• [Supplied text]:
════

A structured set of objections, weighed in public.

Desk editor's note, referee report, simulated authors' rebuttal, and a circularity audit. Tearing a paper down is the easy half of reading it; the pith above is the substance, this is the friction.

Referee Report

2 major / 1 minor

Summary. The paper introduces PathSpec, a framework for accelerating autoregressive text-to-image generation via parallel-path speculative Jacobi decoding. It consists of PathExplore, which uses a multi-sequence draft tree to expand the token search space, and PathRelax, which applies cross-path relaxed verification by exploiting semantic similarities across draft sequences to increase acceptance rates. The method is claimed to achieve speedups of 4.14× on Parti-Prompts, 3.95× on MSCOCO2017, and 4.18× on T2ICompBench without sacrificing image quality, with PathExplore outperforming prior relaxed methods such as GSD and LANTERN; PathRelax is also presented as integrable with other relaxation techniques. Code is released at a GitHub repository.

Significance. If the empirical claims hold with rigorous validation, the work could meaningfully advance real-time high-resolution text-to-image generation by demonstrating that parallel draft paths combined with cross-sequence relaxation can deliver substantial speedups while preserving output quality. The open-source code is a positive factor for reproducibility and extension.

major comments (2)

════

• [Entries]:
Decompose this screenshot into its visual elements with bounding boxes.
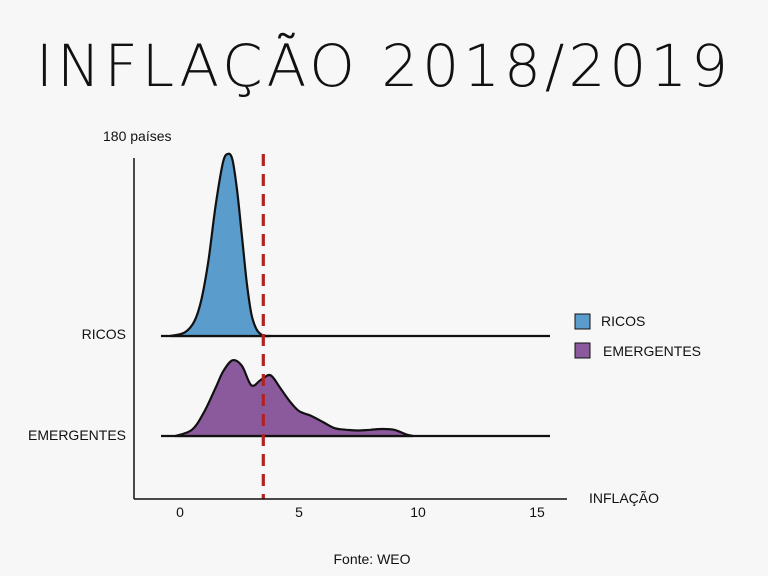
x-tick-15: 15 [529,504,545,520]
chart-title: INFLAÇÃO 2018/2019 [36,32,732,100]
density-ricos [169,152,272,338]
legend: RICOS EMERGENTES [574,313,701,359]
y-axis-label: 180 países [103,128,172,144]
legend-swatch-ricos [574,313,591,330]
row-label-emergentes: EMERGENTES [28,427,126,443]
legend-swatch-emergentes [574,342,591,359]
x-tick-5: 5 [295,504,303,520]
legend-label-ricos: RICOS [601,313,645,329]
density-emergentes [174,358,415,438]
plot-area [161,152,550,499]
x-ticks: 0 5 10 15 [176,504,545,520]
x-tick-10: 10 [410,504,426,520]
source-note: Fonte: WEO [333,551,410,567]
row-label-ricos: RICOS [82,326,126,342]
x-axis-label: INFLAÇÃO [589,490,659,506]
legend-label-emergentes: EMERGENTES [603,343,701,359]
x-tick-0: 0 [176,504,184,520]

════

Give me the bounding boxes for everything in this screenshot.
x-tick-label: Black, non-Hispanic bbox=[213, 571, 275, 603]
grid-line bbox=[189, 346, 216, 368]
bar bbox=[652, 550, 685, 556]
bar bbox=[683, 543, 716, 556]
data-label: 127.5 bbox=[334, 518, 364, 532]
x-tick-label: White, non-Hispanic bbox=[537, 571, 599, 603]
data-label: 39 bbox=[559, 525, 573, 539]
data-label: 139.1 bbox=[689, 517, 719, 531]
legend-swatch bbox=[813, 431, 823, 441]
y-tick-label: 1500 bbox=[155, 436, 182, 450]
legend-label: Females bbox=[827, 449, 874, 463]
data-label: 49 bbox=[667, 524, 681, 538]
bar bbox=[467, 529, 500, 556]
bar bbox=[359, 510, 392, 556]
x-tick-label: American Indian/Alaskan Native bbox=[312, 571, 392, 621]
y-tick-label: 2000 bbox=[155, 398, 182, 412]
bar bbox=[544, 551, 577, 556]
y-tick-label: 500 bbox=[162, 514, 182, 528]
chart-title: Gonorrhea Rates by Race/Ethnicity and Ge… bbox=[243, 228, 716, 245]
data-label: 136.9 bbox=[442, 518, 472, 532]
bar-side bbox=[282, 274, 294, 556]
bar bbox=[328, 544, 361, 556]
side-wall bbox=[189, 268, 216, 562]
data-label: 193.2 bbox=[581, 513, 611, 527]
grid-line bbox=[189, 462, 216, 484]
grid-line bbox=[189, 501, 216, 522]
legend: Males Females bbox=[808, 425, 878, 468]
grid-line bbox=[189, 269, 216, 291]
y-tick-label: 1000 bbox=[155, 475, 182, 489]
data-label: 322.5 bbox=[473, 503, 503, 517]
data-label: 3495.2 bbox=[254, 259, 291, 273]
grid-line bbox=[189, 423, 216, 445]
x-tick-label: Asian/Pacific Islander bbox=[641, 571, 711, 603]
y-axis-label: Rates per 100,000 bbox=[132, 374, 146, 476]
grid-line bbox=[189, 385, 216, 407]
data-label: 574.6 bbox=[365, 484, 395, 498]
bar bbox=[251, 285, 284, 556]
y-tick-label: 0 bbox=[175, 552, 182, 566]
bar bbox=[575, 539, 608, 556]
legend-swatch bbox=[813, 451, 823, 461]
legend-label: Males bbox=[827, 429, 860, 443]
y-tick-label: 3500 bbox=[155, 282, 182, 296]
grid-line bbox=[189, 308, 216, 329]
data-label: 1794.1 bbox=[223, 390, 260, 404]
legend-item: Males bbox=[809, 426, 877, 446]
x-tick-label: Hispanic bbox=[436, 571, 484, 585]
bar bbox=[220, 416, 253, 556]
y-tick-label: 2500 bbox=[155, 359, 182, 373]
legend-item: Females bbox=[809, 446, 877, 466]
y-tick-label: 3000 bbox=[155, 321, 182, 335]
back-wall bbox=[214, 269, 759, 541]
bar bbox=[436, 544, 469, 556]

════

• [Set tasks]:
**1.** In one to three sentences, explain how the referee report on PathSpec says PathRelax raises acceptance rates.
**2.** Write the next part of the referee report on PathSpec, following its heading for major comments.
The listing bears no relation to the referee report on PathSpec.

• [Answers to each task]:
**1.** PathRelax applies relaxed verification across paths. It uses the semantic similarities among the draft sequences, and this raises the acceptance rates.

**2.**
  1. [Abstract / Experimental claims] The central claim that PathRelax preserves image quality (i.e., does not induce distribution shift in accepted tokens) is load-bearing for the reported 4× speedups, yet the abstract supplies no quantitative fidelity metrics (FID, CLIP score, human preference) or error bars on any of the three datasets, nor any ablation isolating the effect of the cross-path relaxation.
  2. [Method (PathRelax description)] No formal definition or analysis is given for the relaxed verification criterion in PathRelax (how semantic similarity is quantified and thresholded across paths) or proof that it leaves the marginal distribution of generated tokens unchanged relative to strict Jacobi matching; this is required to substantiate the 'without sacrificing image quality' assertion.
minor comments (1)
  1. [Abstract] The abstract states that PathExplore 'without any relaxed sampling' outperforms relaxed methods, but does not define what 'relaxed sampling' refers to in this context or how it differs from the PathRelax mechanism.

Simulated Author's Rebuttal

2 responses · 0 unresolved

We thank the referee for the constructive feedback on our manuscript. We address each major comment point by point below, clarifying the experimental evidence and methodological details while committing to revisions where appropriate.

read point-by-point responses
  1. Referee: [Abstract / Experimental claims] The central claim that PathRelax preserves image quality (i.e., does not induce distribution shift in accepted tokens) is load-bearing for the reported 4× speedups, yet the abstract supplies no quantitative fidelity metrics (FID, CLIP score, human preference) or error bars on any of the three datasets, nor any ablation isolating the effect of the cross-path relaxation.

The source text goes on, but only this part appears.